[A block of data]
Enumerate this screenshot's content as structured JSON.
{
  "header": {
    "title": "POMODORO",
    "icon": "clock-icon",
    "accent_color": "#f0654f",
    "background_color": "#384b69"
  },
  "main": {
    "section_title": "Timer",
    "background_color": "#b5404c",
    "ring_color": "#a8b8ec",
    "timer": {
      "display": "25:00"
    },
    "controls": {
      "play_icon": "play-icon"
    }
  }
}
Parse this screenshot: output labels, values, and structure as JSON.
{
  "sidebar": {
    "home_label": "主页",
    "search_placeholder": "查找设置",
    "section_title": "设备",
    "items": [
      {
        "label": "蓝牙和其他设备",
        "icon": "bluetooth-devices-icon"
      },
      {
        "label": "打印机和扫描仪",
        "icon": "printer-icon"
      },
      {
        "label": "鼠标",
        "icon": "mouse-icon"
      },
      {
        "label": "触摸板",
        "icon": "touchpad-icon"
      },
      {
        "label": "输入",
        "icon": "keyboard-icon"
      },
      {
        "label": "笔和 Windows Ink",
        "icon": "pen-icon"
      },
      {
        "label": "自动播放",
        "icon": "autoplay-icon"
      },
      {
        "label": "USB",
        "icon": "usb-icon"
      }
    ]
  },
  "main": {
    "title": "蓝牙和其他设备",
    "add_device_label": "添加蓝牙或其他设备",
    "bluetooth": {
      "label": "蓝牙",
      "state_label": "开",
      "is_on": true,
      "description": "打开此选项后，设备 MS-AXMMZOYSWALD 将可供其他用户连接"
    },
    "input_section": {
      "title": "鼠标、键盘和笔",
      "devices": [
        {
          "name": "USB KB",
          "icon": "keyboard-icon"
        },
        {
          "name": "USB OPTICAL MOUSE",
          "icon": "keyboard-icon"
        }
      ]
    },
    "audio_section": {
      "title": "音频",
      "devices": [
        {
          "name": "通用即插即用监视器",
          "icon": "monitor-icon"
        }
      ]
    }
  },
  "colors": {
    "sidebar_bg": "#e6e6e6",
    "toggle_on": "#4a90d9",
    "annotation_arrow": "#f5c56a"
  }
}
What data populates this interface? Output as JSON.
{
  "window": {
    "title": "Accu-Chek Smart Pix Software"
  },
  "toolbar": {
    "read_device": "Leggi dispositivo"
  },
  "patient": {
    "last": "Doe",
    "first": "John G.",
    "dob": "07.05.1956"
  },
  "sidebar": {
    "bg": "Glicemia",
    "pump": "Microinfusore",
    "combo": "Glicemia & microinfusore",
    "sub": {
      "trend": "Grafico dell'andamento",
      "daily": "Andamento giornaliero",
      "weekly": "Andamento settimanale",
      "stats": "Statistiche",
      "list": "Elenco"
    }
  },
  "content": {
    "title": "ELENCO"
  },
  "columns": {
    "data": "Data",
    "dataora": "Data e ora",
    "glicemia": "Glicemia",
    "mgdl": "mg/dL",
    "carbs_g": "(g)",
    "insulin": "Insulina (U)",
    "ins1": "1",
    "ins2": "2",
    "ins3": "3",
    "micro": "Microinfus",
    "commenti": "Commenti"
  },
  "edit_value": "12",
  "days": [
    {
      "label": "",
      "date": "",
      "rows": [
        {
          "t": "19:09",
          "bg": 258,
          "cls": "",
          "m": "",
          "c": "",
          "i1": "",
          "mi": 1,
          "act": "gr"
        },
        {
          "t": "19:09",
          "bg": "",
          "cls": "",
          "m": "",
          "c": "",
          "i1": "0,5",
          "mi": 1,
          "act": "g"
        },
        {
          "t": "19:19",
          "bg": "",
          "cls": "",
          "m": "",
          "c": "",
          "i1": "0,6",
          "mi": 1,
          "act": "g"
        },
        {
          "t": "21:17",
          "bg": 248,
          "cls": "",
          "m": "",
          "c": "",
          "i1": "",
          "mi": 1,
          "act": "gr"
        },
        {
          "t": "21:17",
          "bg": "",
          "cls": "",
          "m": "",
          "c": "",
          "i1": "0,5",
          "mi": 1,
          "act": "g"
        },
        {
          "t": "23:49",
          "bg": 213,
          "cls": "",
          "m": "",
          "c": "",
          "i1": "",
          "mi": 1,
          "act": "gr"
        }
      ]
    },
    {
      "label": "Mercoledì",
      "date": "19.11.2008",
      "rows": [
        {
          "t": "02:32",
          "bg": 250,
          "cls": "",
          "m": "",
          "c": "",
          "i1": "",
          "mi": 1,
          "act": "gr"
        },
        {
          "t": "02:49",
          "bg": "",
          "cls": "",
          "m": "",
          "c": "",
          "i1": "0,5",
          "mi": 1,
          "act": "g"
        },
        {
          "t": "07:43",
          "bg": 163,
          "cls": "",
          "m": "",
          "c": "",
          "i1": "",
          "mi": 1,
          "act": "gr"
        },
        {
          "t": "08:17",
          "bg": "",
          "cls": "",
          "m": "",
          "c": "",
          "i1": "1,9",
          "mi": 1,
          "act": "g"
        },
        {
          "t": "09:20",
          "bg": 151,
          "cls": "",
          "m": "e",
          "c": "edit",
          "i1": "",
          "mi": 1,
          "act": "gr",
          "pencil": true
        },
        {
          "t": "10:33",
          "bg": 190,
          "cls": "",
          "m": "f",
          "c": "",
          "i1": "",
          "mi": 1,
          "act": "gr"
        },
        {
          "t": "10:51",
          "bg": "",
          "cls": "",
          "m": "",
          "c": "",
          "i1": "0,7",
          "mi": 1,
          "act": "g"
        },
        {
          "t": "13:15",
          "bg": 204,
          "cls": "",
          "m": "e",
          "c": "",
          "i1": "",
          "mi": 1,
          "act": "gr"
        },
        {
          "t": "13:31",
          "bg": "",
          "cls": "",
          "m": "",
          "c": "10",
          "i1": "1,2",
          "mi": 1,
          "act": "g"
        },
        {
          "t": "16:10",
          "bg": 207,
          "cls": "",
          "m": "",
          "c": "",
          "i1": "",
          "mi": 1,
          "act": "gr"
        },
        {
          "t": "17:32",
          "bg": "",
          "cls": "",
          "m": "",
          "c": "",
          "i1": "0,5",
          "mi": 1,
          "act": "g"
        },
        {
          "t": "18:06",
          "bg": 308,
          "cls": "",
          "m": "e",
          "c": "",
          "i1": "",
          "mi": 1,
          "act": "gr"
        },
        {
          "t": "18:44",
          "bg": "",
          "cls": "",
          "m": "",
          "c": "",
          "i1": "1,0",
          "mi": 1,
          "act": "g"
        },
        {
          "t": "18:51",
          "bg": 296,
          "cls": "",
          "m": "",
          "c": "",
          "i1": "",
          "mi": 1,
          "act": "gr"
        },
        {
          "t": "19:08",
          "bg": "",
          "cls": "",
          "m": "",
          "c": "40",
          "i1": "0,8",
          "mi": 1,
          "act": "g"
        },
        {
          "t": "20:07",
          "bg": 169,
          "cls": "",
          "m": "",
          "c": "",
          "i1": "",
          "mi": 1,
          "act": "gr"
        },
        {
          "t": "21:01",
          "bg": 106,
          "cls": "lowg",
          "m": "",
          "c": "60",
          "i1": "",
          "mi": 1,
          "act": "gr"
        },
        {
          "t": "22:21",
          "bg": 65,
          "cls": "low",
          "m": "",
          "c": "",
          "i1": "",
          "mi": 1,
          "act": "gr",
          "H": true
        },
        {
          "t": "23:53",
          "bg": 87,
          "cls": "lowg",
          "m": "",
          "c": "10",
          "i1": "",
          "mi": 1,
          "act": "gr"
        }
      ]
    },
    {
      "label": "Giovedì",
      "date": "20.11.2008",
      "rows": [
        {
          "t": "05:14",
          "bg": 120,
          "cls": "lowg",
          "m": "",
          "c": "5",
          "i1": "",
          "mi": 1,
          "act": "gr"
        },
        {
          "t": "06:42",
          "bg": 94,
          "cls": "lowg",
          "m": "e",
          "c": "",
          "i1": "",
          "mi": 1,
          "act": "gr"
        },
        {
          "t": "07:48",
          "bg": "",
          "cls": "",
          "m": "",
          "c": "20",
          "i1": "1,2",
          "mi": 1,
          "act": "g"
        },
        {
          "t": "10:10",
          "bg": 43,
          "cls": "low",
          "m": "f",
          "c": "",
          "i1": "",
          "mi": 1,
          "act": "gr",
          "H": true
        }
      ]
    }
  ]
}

Written task –
Report back each line of the entries that holds the string "Glicemia".

Answer for this exercise –
    "bg": "Glicemia",
    "combo": "Glicemia & microinfusore",
    "glicemia": "Glicemia",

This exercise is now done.